Given information:
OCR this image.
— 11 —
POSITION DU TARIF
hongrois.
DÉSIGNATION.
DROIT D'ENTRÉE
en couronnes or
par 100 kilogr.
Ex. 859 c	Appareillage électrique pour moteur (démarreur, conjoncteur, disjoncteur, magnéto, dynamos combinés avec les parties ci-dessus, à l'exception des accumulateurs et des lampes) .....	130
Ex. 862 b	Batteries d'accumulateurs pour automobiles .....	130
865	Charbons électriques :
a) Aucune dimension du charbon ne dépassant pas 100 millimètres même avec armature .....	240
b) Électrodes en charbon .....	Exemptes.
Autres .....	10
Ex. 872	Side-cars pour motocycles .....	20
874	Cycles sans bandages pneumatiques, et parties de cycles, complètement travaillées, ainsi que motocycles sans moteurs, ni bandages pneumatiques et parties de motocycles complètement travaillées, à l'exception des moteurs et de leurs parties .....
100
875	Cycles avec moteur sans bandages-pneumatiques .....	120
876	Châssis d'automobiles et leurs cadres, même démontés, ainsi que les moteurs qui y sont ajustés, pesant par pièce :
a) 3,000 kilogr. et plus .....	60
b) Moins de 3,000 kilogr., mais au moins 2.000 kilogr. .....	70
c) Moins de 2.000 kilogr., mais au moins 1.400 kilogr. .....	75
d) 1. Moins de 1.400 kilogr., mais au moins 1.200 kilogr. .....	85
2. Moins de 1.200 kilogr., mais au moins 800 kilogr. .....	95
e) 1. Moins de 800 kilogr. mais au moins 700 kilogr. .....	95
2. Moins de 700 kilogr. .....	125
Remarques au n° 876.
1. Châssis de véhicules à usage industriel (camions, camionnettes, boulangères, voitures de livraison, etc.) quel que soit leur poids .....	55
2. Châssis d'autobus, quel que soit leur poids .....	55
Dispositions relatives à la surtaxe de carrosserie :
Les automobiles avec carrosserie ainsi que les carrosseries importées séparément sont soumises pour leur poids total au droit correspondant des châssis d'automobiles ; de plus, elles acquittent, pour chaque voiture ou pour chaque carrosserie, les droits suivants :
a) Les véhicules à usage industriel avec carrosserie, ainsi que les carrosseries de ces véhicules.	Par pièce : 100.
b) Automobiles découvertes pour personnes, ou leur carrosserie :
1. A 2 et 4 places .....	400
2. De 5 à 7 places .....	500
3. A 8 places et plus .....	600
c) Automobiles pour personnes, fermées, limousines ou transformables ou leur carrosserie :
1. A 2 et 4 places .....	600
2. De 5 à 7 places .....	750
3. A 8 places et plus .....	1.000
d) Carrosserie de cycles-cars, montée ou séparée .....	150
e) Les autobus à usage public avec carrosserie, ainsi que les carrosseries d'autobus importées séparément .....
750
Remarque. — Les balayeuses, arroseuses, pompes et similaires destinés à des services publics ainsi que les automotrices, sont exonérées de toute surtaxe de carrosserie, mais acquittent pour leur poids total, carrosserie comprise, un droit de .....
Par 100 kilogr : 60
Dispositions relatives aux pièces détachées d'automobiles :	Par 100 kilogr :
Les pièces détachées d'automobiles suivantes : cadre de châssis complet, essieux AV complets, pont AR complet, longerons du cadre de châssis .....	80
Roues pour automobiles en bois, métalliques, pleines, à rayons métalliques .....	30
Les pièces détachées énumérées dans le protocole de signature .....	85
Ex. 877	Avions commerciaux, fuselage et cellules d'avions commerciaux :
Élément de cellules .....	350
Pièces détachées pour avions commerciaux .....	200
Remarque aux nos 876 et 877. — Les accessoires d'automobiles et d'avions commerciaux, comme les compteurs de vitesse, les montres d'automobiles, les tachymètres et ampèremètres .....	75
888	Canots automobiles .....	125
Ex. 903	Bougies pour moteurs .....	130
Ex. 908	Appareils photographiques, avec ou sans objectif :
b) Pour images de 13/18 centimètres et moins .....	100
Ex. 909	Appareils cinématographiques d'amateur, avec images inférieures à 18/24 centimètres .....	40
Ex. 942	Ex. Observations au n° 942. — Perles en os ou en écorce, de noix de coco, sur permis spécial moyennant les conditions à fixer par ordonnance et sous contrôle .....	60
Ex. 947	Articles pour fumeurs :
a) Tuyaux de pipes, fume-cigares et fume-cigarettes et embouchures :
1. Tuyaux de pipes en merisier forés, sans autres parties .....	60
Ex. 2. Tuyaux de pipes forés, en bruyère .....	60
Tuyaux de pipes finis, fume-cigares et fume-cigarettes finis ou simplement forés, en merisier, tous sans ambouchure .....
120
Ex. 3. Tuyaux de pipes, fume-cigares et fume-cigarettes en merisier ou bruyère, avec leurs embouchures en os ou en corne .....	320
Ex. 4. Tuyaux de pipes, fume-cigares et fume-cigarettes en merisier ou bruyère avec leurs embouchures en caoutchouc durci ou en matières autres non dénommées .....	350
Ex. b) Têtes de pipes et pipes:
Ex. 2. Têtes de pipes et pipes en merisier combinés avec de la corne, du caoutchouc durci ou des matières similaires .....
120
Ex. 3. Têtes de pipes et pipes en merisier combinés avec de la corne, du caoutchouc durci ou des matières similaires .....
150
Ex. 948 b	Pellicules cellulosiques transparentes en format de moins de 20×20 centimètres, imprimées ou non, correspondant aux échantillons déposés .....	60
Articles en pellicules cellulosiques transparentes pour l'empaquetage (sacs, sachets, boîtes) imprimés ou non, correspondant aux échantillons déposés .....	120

Objective: Using the listing above, pick out each line that contains the word "places", then copy it.

The solution:
1. A 2 et 4 places .....	400
2. De 5 à 7 places .....	500
3. A 8 places et plus .....	600
1. A 2 et 4 places .....	600
2. De 5 à 7 places .....	750
3. A 8 places et plus .....	1.000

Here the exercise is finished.